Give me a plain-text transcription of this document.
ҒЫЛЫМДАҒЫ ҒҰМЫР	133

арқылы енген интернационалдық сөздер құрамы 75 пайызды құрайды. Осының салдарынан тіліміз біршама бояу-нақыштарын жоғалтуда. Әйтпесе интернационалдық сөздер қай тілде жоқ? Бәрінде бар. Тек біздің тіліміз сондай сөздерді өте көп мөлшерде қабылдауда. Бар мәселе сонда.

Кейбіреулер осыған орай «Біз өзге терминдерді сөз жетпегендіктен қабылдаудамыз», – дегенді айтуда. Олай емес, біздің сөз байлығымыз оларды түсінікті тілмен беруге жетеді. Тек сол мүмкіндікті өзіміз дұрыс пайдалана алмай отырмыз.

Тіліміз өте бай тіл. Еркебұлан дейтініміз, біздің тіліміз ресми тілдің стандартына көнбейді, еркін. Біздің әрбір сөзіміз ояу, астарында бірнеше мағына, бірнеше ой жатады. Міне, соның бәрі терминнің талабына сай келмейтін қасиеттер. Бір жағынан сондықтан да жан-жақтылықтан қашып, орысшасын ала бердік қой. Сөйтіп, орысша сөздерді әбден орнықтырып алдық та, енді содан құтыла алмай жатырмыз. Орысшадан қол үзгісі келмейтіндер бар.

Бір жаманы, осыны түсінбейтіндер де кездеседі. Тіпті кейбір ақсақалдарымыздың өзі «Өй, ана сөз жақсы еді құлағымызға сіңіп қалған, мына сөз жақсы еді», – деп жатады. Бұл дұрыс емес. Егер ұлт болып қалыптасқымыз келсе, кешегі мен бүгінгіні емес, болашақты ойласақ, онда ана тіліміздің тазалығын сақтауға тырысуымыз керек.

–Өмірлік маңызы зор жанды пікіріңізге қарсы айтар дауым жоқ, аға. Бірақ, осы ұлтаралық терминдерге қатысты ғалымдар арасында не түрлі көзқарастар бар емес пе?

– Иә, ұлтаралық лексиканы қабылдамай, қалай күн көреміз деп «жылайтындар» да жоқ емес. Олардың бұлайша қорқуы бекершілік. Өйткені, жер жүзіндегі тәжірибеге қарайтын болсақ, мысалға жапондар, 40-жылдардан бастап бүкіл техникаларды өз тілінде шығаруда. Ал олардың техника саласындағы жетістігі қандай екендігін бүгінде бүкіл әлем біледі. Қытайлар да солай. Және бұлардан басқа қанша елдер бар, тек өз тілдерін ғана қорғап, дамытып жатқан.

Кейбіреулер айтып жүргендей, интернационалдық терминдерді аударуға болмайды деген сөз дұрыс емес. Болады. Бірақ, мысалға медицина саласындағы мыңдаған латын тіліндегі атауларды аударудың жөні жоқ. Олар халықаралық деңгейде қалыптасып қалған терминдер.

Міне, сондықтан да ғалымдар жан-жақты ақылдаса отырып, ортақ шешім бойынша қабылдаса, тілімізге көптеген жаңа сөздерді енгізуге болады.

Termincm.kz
----------
Task
Return all the data exactly as given.

Output for this exercise
Give me a plain-text transcription of this document.
ҒЫЛЫМДАҒЫ ҒҰМЫР	133

арқылы енген интернационалдық сөздер құрамы 75 пайызды құрайды. Осының салдарынан тіліміз біршама бояу-нақыштарын жоғалтуда. Әйтпесе интернационалдық сөздер қай тілде жоқ? Бәрінде бар. Тек біздің тіліміз сондай сөздерді өте көп мөлшерде қабылдауда. Бар мәселе сонда.

Кейбіреулер осыған орай «Біз өзге терминдерді сөз жетпегендіктен қабылдаудамыз», – дегенді айтуда. Олай емес, біздің сөз байлығымыз оларды түсінікті тілмен беруге жетеді. Тек сол мүмкіндікті өзіміз дұрыс пайдалана алмай отырмыз.

Тіліміз өте бай тіл. Еркебұлан дейтініміз, біздің тіліміз ресми тілдің стандартына көнбейді, еркін. Біздің әрбір сөзіміз ояу, астарында бірнеше мағына, бірнеше ой жатады. Міне, соның бәрі терминнің талабына сай келмейтін қасиеттер. Бір жағынан сондықтан да жан-жақтылықтан қашып, орысшасын ала бердік қой. Сөйтіп, орысша сөздерді әбден орнықтырып алдық та, енді содан құтыла алмай жатырмыз. Орысшадан қол үзгісі келмейтіндер бар.

Бір жаманы, осыны түсінбейтіндер де кездеседі. Тіпті кейбір ақсақалдарымыздың өзі «Өй, ана сөз жақсы еді құлағымызға сіңіп қалған, мына сөз жақсы еді», – деп жатады. Бұл дұрыс емес. Егер ұлт болып қалыптасқымыз келсе, кешегі мен бүгінгіні емес, болашақты ойласақ, онда ана тіліміздің тазалығын сақтауға тырысуымыз керек.

–Өмірлік маңызы зор жанды пікіріңізге қарсы айтар дауым жоқ, аға. Бірақ, осы ұлтаралық терминдерге қатысты ғалымдар арасында не түрлі көзқарастар бар емес пе?

– Иә, ұлтаралық лексиканы қабылдамай, қалай күн көреміз деп «жылайтындар» да жоқ емес. Олардың бұлайша қорқуы бекершілік. Өйткені, жер жүзіндегі тәжірибеге қарайтын болсақ, мысалға жапондар, 40-жылдардан бастап бүкіл техникаларды өз тілінде шығаруда. Ал олардың техника саласындағы жетістігі қандай екендігін бүгінде бүкіл әлем біледі. Қытайлар да солай. Және бұлардан басқа қанша елдер бар, тек өз тілдерін ғана қорғап, дамытып жатқан.

Кейбіреулер айтып жүргендей, интернационалдық терминдерді аударуға болмайды деген сөз дұрыс емес. Болады. Бірақ, мысалға медицина саласындағы мыңдаған латын тіліндегі атауларды аударудың жөні жоқ. Олар халықаралық деңгейде қалыптасып қалған терминдер.

Міне, сондықтан да ғалымдар жан-жақты ақылдаса отырып, ортақ шешім бойынша қабылдаса, тілімізге көптеген жаңа сөздерді енгізуге болады.

Termincm.kz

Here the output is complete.